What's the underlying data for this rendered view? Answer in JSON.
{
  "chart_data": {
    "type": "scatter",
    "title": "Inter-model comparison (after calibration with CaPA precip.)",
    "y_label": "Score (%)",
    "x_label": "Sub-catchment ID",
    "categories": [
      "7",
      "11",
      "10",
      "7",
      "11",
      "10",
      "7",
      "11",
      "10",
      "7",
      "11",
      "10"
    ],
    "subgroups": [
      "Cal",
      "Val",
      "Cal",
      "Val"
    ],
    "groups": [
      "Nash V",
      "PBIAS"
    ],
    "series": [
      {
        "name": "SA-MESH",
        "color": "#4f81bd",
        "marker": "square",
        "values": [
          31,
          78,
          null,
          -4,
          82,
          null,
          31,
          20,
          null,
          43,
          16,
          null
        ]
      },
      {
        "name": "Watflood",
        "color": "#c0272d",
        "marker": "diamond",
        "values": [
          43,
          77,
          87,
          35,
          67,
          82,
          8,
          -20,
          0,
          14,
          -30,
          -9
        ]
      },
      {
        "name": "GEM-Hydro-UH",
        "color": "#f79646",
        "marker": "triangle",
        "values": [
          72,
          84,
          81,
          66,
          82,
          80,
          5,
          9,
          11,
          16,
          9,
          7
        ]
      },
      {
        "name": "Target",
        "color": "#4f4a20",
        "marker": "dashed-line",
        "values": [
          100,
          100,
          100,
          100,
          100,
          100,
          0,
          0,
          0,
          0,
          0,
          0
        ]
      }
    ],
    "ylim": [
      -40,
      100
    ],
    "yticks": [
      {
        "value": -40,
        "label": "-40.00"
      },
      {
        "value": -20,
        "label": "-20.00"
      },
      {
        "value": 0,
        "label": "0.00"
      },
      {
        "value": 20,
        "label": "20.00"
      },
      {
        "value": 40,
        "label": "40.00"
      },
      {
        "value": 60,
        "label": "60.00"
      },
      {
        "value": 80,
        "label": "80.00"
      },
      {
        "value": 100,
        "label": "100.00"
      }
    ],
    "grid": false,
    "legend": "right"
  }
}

⁂

# Task requirements:
All of the entries need to be reproduced exactly; please write them out.

# Solution to this problem:
What's the underlying data for this rendered view? Answer in JSON.
{
  "chart_data": {
    "type": "scatter",
    "title": "Inter-model comparison (after calibration with CaPA precip.)",
    "y_label": "Score (%)",
    "x_label": "Sub-catchment ID",
    "categories": [
      "7",
      "11",
      "10",
      "7",
      "11",
      "10",
      "7",
      "11",
      "10",
      "7",
      "11",
      "10"
    ],
    "subgroups": [
      "Cal",
      "Val",
      "Cal",
      "Val"
    ],
    "groups": [
      "Nash V",
      "PBIAS"
    ],
    "series": [
      {
        "name": "SA-MESH",
        "color": "#4f81bd",
        "marker": "square",
        "values": [
          31,
          78,
          null,
          -4,
          82,
          null,
          31,
          20,
          null,
          43,
          16,
          null
        ]
      },
      {
        "name": "Watflood",
        "color": "#c0272d",
        "marker": "diamond",
        "values": [
          43,
          77,
          87,
          35,
          67,
          82,
          8,
          -20,
          0,
          14,
          -30,
          -9
        ]
      },
      {
        "name": "GEM-Hydro-UH",
        "color": "#f79646",
        "marker": "triangle",
        "values": [
          72,
          84,
          81,
          66,
          82,
          80,
          5,
          9,
          11,
          16,
          9,
          7
        ]
      },
      {
        "name": "Target",
        "color": "#4f4a20",
        "marker": "dashed-line",
        "values": [
          100,
          100,
          100,
          100,
          100,
          100,
          0,
          0,
          0,
          0,
          0,
          0
        ]
      }
    ],
    "ylim": [
      -40,
      100
    ],
    "yticks": [
      {
        "value": -40,
        "label": "-40.00"
      },
      {
        "value": -20,
        "label": "-20.00"
      },
      {
        "value": 0,
        "label": "0.00"
      },
      {
        "value": 20,
        "label": "20.00"
      },
      {
        "value": 40,
        "label": "40.00"
      },
      {
        "value": 60,
        "label": "60.00"
      },
      {
        "value": 80,
        "label": "80.00"
      },
      {
        "value": 100,
        "label": "100.00"
      }
    ],
    "grid": false,
    "legend": "right"
  }
}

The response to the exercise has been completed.